RECORDED INFORMATION

* * *

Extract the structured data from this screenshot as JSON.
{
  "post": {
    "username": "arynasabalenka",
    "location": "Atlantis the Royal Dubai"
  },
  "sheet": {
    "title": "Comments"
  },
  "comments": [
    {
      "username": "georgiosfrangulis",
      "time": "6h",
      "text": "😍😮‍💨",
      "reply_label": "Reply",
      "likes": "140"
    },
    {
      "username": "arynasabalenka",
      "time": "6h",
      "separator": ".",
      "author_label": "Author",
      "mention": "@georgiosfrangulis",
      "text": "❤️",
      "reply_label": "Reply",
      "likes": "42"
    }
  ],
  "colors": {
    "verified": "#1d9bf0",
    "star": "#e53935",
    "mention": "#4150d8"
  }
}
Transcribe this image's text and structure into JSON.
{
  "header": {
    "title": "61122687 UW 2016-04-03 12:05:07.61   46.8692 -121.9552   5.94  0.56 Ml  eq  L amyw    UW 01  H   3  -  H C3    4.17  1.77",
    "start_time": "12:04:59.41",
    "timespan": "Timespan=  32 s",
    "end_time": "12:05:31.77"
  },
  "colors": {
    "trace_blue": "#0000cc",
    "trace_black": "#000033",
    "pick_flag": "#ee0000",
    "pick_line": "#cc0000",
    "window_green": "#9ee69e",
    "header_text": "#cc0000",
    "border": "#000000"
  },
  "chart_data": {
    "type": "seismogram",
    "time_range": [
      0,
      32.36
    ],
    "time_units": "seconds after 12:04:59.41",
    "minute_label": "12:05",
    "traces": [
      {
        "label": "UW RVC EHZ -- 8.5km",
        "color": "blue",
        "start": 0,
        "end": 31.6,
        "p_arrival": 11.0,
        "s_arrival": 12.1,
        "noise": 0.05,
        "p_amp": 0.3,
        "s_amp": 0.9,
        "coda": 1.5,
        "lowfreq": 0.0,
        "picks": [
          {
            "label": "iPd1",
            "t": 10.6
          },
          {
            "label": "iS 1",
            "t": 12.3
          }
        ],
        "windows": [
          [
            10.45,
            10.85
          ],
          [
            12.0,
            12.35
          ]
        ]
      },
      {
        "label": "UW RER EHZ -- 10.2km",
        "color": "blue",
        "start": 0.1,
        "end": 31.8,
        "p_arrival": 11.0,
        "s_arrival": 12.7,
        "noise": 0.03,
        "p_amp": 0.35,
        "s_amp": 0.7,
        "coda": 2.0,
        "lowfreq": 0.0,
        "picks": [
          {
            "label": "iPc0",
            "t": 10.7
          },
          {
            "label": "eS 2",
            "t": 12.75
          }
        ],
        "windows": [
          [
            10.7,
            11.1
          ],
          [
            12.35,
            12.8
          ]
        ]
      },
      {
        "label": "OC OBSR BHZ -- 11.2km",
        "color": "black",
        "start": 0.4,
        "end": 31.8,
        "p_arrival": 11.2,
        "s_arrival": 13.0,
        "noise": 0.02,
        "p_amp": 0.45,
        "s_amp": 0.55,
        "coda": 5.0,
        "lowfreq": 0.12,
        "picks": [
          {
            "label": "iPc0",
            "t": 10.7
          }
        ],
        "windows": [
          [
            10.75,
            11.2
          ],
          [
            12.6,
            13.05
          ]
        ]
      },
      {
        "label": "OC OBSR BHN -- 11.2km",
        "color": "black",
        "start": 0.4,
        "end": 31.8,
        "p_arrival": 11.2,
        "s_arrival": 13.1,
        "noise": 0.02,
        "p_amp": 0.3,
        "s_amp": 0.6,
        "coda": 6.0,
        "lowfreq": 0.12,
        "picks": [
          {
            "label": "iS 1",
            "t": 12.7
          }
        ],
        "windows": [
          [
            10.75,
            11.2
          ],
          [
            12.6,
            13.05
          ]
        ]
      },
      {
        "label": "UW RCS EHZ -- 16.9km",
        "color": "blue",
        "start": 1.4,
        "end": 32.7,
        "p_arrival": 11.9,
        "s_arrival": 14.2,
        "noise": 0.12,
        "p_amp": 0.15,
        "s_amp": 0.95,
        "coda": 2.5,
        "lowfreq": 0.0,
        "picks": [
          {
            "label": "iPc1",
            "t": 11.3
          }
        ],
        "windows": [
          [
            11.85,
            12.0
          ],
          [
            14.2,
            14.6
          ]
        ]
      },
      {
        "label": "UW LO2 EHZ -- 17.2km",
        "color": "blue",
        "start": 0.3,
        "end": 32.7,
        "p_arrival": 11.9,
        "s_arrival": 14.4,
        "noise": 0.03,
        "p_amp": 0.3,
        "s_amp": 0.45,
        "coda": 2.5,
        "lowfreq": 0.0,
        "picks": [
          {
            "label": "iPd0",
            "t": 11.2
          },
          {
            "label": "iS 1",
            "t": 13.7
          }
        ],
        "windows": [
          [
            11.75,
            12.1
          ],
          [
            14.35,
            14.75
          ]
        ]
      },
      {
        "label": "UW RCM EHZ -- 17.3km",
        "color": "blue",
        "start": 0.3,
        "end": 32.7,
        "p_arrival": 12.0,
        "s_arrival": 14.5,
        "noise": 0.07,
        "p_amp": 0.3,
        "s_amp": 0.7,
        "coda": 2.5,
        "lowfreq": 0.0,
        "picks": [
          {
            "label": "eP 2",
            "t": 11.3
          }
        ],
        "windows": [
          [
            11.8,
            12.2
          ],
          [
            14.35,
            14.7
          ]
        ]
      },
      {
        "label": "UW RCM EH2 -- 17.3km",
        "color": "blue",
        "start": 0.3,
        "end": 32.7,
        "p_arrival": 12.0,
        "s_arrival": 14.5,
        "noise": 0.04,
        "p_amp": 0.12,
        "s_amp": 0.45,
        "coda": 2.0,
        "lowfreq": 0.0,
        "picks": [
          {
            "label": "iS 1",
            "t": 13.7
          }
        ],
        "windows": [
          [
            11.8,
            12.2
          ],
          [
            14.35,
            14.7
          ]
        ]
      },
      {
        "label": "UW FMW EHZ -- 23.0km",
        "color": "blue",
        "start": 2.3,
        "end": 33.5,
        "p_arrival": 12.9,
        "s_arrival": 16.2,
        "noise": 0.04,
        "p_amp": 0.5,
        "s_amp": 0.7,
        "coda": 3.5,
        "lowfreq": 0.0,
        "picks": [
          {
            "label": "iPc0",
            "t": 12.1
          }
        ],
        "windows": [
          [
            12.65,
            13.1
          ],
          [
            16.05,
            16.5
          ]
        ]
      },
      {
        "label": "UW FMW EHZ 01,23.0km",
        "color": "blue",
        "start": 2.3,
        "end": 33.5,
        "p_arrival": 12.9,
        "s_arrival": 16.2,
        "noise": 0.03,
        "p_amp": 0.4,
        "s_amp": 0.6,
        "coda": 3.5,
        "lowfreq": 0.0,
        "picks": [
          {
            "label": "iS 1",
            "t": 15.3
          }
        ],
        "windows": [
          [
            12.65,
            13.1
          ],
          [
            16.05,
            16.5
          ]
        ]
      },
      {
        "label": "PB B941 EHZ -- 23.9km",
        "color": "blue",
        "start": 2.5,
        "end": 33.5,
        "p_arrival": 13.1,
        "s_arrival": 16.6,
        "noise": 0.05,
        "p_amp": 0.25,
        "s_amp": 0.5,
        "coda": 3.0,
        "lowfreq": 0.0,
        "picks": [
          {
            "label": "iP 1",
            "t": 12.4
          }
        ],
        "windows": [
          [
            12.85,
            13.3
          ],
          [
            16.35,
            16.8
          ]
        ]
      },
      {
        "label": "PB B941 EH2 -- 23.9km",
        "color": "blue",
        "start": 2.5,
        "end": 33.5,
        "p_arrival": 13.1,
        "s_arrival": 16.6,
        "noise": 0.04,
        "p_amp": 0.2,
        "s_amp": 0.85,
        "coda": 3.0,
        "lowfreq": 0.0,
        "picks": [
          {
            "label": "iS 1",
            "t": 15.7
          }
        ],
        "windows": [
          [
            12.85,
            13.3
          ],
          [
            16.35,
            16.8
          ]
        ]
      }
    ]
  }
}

* * *

PROBLEM TO WORK ON
From the listing above, pick out each line where the word "JSON" appears.

WRITTEN SOLUTION
Extract the structured data from this screenshot as JSON.
Transcribe this image's text and structure into JSON.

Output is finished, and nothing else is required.